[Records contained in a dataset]

• • • •

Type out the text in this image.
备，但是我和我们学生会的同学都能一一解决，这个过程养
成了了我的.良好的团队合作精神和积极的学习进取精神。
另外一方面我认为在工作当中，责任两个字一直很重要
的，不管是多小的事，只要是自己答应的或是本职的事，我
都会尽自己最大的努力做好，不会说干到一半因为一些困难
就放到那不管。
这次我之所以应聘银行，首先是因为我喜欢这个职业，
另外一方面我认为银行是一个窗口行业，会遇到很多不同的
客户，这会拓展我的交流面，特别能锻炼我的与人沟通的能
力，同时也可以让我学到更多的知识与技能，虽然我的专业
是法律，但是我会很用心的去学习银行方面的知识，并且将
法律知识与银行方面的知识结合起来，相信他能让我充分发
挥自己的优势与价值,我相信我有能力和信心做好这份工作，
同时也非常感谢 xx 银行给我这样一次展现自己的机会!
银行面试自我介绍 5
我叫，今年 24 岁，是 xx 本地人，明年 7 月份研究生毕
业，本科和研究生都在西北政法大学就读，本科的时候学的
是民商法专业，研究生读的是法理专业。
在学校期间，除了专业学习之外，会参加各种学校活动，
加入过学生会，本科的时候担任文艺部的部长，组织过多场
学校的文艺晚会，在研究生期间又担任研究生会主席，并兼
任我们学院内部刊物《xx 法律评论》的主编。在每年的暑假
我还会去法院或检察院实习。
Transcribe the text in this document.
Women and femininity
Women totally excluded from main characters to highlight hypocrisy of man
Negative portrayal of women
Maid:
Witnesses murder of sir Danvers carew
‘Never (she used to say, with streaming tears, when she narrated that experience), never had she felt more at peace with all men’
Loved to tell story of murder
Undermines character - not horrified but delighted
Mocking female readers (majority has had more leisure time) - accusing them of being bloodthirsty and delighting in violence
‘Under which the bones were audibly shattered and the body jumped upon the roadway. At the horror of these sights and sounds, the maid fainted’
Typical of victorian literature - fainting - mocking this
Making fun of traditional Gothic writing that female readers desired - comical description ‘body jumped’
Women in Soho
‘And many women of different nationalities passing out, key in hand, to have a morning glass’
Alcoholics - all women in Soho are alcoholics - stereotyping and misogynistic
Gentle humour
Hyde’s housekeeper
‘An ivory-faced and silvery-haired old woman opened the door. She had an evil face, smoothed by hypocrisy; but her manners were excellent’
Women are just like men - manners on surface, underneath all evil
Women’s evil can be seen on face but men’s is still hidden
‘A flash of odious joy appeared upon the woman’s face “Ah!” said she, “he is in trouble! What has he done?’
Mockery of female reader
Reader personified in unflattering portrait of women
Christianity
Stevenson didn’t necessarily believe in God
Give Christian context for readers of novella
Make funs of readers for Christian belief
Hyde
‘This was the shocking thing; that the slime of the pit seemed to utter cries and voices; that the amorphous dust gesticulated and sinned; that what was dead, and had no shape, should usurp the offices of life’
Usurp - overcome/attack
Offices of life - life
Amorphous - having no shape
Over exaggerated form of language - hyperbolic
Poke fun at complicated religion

• • • •

Produce an exact copy of every entry above.

Type out the text in this image.
备，但是我和我们学生会的同学都能一一解决，这个过程养
成了了我的.良好的团队合作精神和积极的学习进取精神。
另外一方面我认为在工作当中，责任两个字一直很重要
的，不管是多小的事，只要是自己答应的或是本职的事，我
都会尽自己最大的努力做好，不会说干到一半因为一些困难
就放到那不管。
这次我之所以应聘银行，首先是因为我喜欢这个职业，
另外一方面我认为银行是一个窗口行业，会遇到很多不同的
客户，这会拓展我的交流面，特别能锻炼我的与人沟通的能
力，同时也可以让我学到更多的知识与技能，虽然我的专业
是法律，但是我会很用心的去学习银行方面的知识，并且将
法律知识与银行方面的知识结合起来，相信他能让我充分发
挥自己的优势与价值,我相信我有能力和信心做好这份工作，
同时也非常感谢 xx 银行给我这样一次展现自己的机会!
银行面试自我介绍 5
我叫，今年 24 岁，是 xx 本地人，明年 7 月份研究生毕
业，本科和研究生都在西北政法大学就读，本科的时候学的
是民商法专业，研究生读的是法理专业。
在学校期间，除了专业学习之外，会参加各种学校活动，
加入过学生会，本科的时候担任文艺部的部长，组织过多场
学校的文艺晚会，在研究生期间又担任研究生会主席，并兼
任我们学院内部刊物《xx 法律评论》的主编。在每年的暑假
我还会去法院或检察院实习。
Transcribe the text in this document.
Women and femininity
Women totally excluded from main characters to highlight hypocrisy of man
Negative portrayal of women
Maid:
Witnesses murder of sir Danvers carew
‘Never (she used to say, with streaming tears, when she narrated that experience), never had she felt more at peace with all men’
Loved to tell story of murder
Undermines character - not horrified but delighted
Mocking female readers (majority has had more leisure time) - accusing them of being bloodthirsty and delighting in violence
‘Under which the bones were audibly shattered and the body jumped upon the roadway. At the horror of these sights and sounds, the maid fainted’
Typical of victorian literature - fainting - mocking this
Making fun of traditional Gothic writing that female readers desired - comical description ‘body jumped’
Women in Soho
‘And many women of different nationalities passing out, key in hand, to have a morning glass’
Alcoholics - all women in Soho are alcoholics - stereotyping and misogynistic
Gentle humour
Hyde’s housekeeper
‘An ivory-faced and silvery-haired old woman opened the door. She had an evil face, smoothed by hypocrisy; but her manners were excellent’
Women are just like men - manners on surface, underneath all evil
Women’s evil can be seen on face but men’s is still hidden
‘A flash of odious joy appeared upon the woman’s face “Ah!” said she, “he is in trouble! What has he done?’
Mockery of female reader
Reader personified in unflattering portrait of women
Christianity
Stevenson didn’t necessarily believe in God
Give Christian context for readers of novella
Make funs of readers for Christian belief
Hyde
‘This was the shocking thing; that the slime of the pit seemed to utter cries and voices; that the amorphous dust gesticulated and sinned; that what was dead, and had no shape, should usurp the offices of life’
Usurp - overcome/attack
Offices of life - life
Amorphous - having no shape
Over exaggerated form of language - hyperbolic
Poke fun at complicated religion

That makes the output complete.